**WHAT THE EXERCISE ASKS**
Transcribe every entry word for word, leaving out all images.

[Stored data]
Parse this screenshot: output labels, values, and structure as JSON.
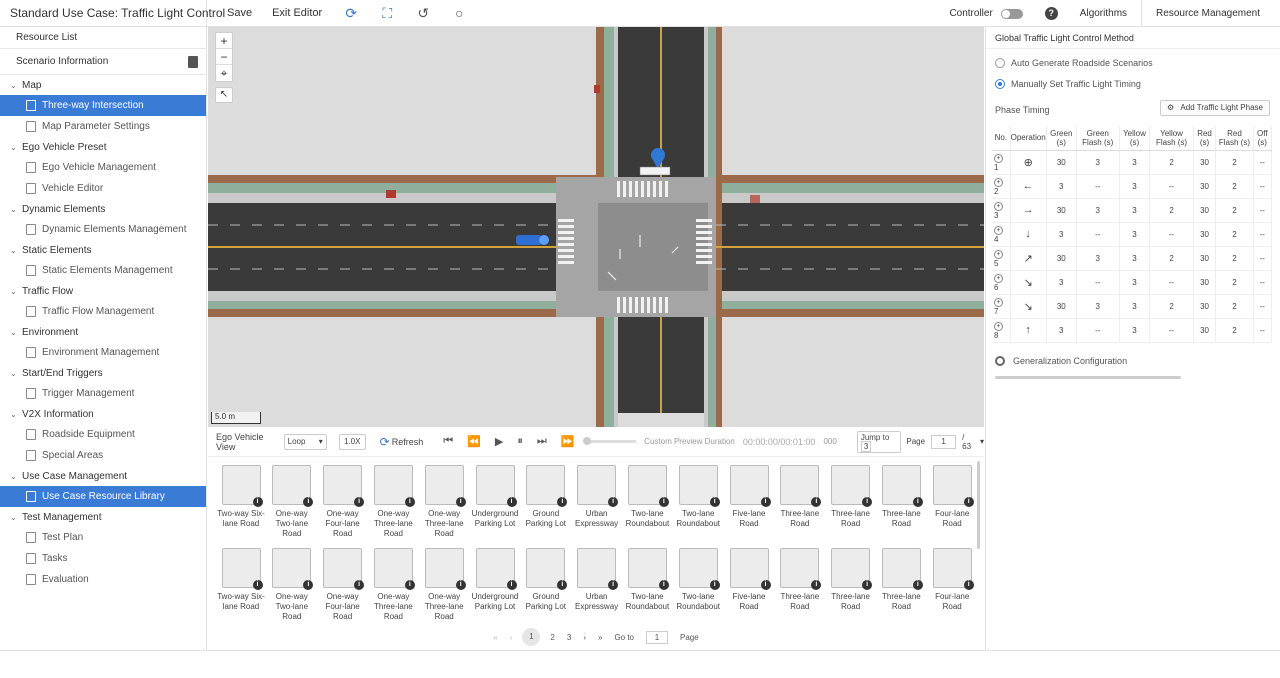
{
  "header": {
    "title": "Standard Use Case: Traffic Light Control",
    "save": "Save",
    "exit_editor": "Exit Editor",
    "controller": "Controller",
    "algorithms": "Algorithms",
    "resource_management": "Resource Management",
    "help": "?"
  },
  "sidebar": {
    "title": "Resource List",
    "scenario_info": "Scenario Information",
    "groups": [
      {
        "label": "Map",
        "items": [
          "Three-way Intersection",
          "Map Parameter Settings"
        ]
      },
      {
        "label": "Ego Vehicle Preset",
        "items": [
          "Ego Vehicle Management",
          "Vehicle Editor"
        ]
      },
      {
        "label": "Dynamic Elements",
        "items": [
          "Dynamic Elements Management"
        ]
      },
      {
        "label": "Static Elements",
        "items": [
          "Static Elements Management"
        ]
      },
      {
        "label": "Traffic Flow",
        "items": [
          "Traffic Flow Management"
        ]
      },
      {
        "label": "Environment",
        "items": [
          "Environment Management"
        ]
      },
      {
        "label": "Start/End Triggers",
        "items": [
          "Trigger Management"
        ]
      },
      {
        "label": "V2X Information",
        "items": [
          "Roadside Equipment",
          "Special Areas"
        ]
      },
      {
        "label": "Use Case Management",
        "items": [
          "Use Case Resource Library"
        ]
      },
      {
        "label": "Test Management",
        "items": [
          "Test Plan",
          "Tasks",
          "Evaluation"
        ]
      }
    ]
  },
  "map": {
    "scale": "5.0 m",
    "zoom_in": "+",
    "zoom_out": "−",
    "locate": "⌖",
    "select": "↖"
  },
  "playback": {
    "view_label": "Ego Vehicle View",
    "mode": "Loop",
    "speed": "1.0X",
    "refresh": "Refresh",
    "custom_duration": "Custom Preview Duration",
    "time": "00:00:00/00:01:00",
    "frames": "000",
    "jump_to": "Jump to",
    "jump_value": "3",
    "page_label": "Page",
    "page_current": "1",
    "page_total": "/ 63"
  },
  "library": {
    "row1": [
      "Two-way Six-lane Road",
      "One-way Two-lane Road",
      "One-way Four-lane Road",
      "One-way Three-lane Road",
      "One-way Three-lane Road",
      "Underground Parking Lot",
      "Ground Parking Lot",
      "Urban Expressway",
      "Two-lane Roundabout",
      "Two-lane Roundabout",
      "Five-lane Road",
      "Three-lane Road",
      "Three-lane Road",
      "Three-lane Road",
      "Four-lane Road"
    ],
    "row2": [
      "Two-way Six-lane Road",
      "One-way Two-lane Road",
      "One-way Four-lane Road",
      "One-way Three-lane Road",
      "One-way Three-lane Road",
      "Underground Parking Lot",
      "Ground Parking Lot",
      "Urban Expressway",
      "Two-lane Roundabout",
      "Two-lane Roundabout",
      "Five-lane Road",
      "Three-lane Road",
      "Three-lane Road",
      "Three-lane Road",
      "Four-lane Road"
    ],
    "pager": {
      "first": "«",
      "prev": "‹",
      "pages": [
        "1",
        "2",
        "3"
      ],
      "next": "›",
      "last": "»",
      "goto": "Go to",
      "goto_value": "1",
      "page": "Page"
    }
  },
  "right_panel": {
    "title": "Global Traffic Light Control Method",
    "option_auto": "Auto Generate Roadside Scenarios",
    "option_manual": "Manually Set Traffic Light Timing",
    "selected_option": "manual",
    "phase_timing": "Phase Timing",
    "add_phase": "Add Traffic Light Phase",
    "columns": [
      "No.",
      "Operation",
      "Green (s)",
      "Green Flash (s)",
      "Yellow (s)",
      "Yellow Flash (s)",
      "Red (s)",
      "Red Flash (s)",
      "Off (s)"
    ],
    "rows": [
      {
        "no": "1",
        "op": "⊕",
        "green": "30",
        "gflash": "3",
        "yellow": "3",
        "yflash": "2",
        "red": "30",
        "rflash": "2",
        "off": "--"
      },
      {
        "no": "2",
        "op": "←",
        "green": "3",
        "gflash": "--",
        "yellow": "3",
        "yflash": "--",
        "red": "30",
        "rflash": "2",
        "off": "--"
      },
      {
        "no": "3",
        "op": "→",
        "green": "30",
        "gflash": "3",
        "yellow": "3",
        "yflash": "2",
        "red": "30",
        "rflash": "2",
        "off": "--"
      },
      {
        "no": "4",
        "op": "↓",
        "green": "3",
        "gflash": "--",
        "yellow": "3",
        "yflash": "--",
        "red": "30",
        "rflash": "2",
        "off": "--"
      },
      {
        "no": "5",
        "op": "↗",
        "green": "30",
        "gflash": "3",
        "yellow": "3",
        "yflash": "2",
        "red": "30",
        "rflash": "2",
        "off": "--"
      },
      {
        "no": "6",
        "op": "↘",
        "green": "3",
        "gflash": "--",
        "yellow": "3",
        "yflash": "--",
        "red": "30",
        "rflash": "2",
        "off": "--"
      },
      {
        "no": "7",
        "op": "↘",
        "green": "30",
        "gflash": "3",
        "yellow": "3",
        "yflash": "2",
        "red": "30",
        "rflash": "2",
        "off": "--"
      },
      {
        "no": "8",
        "op": "↑",
        "green": "3",
        "gflash": "--",
        "yellow": "3",
        "yflash": "--",
        "red": "30",
        "rflash": "2",
        "off": "--"
      }
    ],
    "generalization": "Generalization Configuration"
  }
}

**SOLUTION FOR THIS TASK**
Parse this screenshot: output labels, values, and structure as JSON.
{
  "header": {
    "title": "Standard Use Case: Traffic Light Control",
    "save": "Save",
    "exit_editor": "Exit Editor",
    "controller": "Controller",
    "algorithms": "Algorithms",
    "resource_management": "Resource Management",
    "help": "?"
  },
  "sidebar": {
    "title": "Resource List",
    "scenario_info": "Scenario Information",
    "groups": [
      {
        "label": "Map",
        "items": [
          "Three-way Intersection",
          "Map Parameter Settings"
        ]
      },
      {
        "label": "Ego Vehicle Preset",
        "items": [
          "Ego Vehicle Management",
          "Vehicle Editor"
        ]
      },
      {
        "label": "Dynamic Elements",
        "items": [
          "Dynamic Elements Management"
        ]
      },
      {
        "label": "Static Elements",
        "items": [
          "Static Elements Management"
        ]
      },
      {
        "label": "Traffic Flow",
        "items": [
          "Traffic Flow Management"
        ]
      },
      {
        "label": "Environment",
        "items": [
          "Environment Management"
        ]
      },
      {
        "label": "Start/End Triggers",
        "items": [
          "Trigger Management"
        ]
      },
      {
        "label": "V2X Information",
        "items": [
          "Roadside Equipment",
          "Special Areas"
        ]
      },
      {
        "label": "Use Case Management",
        "items": [
          "Use Case Resource Library"
        ]
      },
      {
        "label": "Test Management",
        "items": [
          "Test Plan",
          "Tasks",
          "Evaluation"
        ]
      }
    ]
  },
  "map": {
    "scale": "5.0 m",
    "zoom_in": "+",
    "zoom_out": "−",
    "locate": "⌖",
    "select": "↖"
  },
  "playback": {
    "view_label": "Ego Vehicle View",
    "mode": "Loop",
    "speed": "1.0X",
    "refresh": "Refresh",
    "custom_duration": "Custom Preview Duration",
    "time": "00:00:00/00:01:00",
    "frames": "000",
    "jump_to": "Jump to",
    "jump_value": "3",
    "page_label": "Page",
    "page_current": "1",
    "page_total": "/ 63"
  },
  "library": {
    "row1": [
      "Two-way Six-lane Road",
      "One-way Two-lane Road",
      "One-way Four-lane Road",
      "One-way Three-lane Road",
      "One-way Three-lane Road",
      "Underground Parking Lot",
      "Ground Parking Lot",
      "Urban Expressway",
      "Two-lane Roundabout",
      "Two-lane Roundabout",
      "Five-lane Road",
      "Three-lane Road",
      "Three-lane Road",
      "Three-lane Road",
      "Four-lane Road"
    ],
    "row2": [
      "Two-way Six-lane Road",
      "One-way Two-lane Road",
      "One-way Four-lane Road",
      "One-way Three-lane Road",
      "One-way Three-lane Road",
      "Underground Parking Lot",
      "Ground Parking Lot",
      "Urban Expressway",
      "Two-lane Roundabout",
      "Two-lane Roundabout",
      "Five-lane Road",
      "Three-lane Road",
      "Three-lane Road",
      "Three-lane Road",
      "Four-lane Road"
    ],
    "pager": {
      "first": "«",
      "prev": "‹",
      "pages": [
        "1",
        "2",
        "3"
      ],
      "next": "›",
      "last": "»",
      "goto": "Go to",
      "goto_value": "1",
      "page": "Page"
    }
  },
  "right_panel": {
    "title": "Global Traffic Light Control Method",
    "option_auto": "Auto Generate Roadside Scenarios",
    "option_manual": "Manually Set Traffic Light Timing",
    "selected_option": "manual",
    "phase_timing": "Phase Timing",
    "add_phase": "Add Traffic Light Phase",
    "columns": [
      "No.",
      "Operation",
      "Green (s)",
      "Green Flash (s)",
      "Yellow (s)",
      "Yellow Flash (s)",
      "Red (s)",
      "Red Flash (s)",
      "Off (s)"
    ],
    "rows": [
      {
        "no": "1",
        "op": "⊕",
        "green": "30",
        "gflash": "3",
        "yellow": "3",
        "yflash": "2",
        "red": "30",
        "rflash": "2",
        "off": "--"
      },
      {
        "no": "2",
        "op": "←",
        "green": "3",
        "gflash": "--",
        "yellow": "3",
        "yflash": "--",
        "red": "30",
        "rflash": "2",
        "off": "--"
      },
      {
        "no": "3",
        "op": "→",
        "green": "30",
        "gflash": "3",
        "yellow": "3",
        "yflash": "2",
        "red": "30",
        "rflash": "2",
        "off": "--"
      },
      {
        "no": "4",
        "op": "↓",
        "green": "3",
        "gflash": "--",
        "yellow": "3",
        "yflash": "--",
        "red": "30",
        "rflash": "2",
        "off": "--"
      },
      {
        "no": "5",
        "op": "↗",
        "green": "30",
        "gflash": "3",
        "yellow": "3",
        "yflash": "2",
        "red": "30",
        "rflash": "2",
        "off": "--"
      },
      {
        "no": "6",
        "op": "↘",
        "green": "3",
        "gflash": "--",
        "yellow": "3",
        "yflash": "--",
        "red": "30",
        "rflash": "2",
        "off": "--"
      },
      {
        "no": "7",
        "op": "↘",
        "green": "30",
        "gflash": "3",
        "yellow": "3",
        "yflash": "2",
        "red": "30",
        "rflash": "2",
        "off": "--"
      },
      {
        "no": "8",
        "op": "↑",
        "green": "3",
        "gflash": "--",
        "yellow": "3",
        "yflash": "--",
        "red": "30",
        "rflash": "2",
        "off": "--"
      }
    ],
    "generalization": "Generalization Configuration"
  }
}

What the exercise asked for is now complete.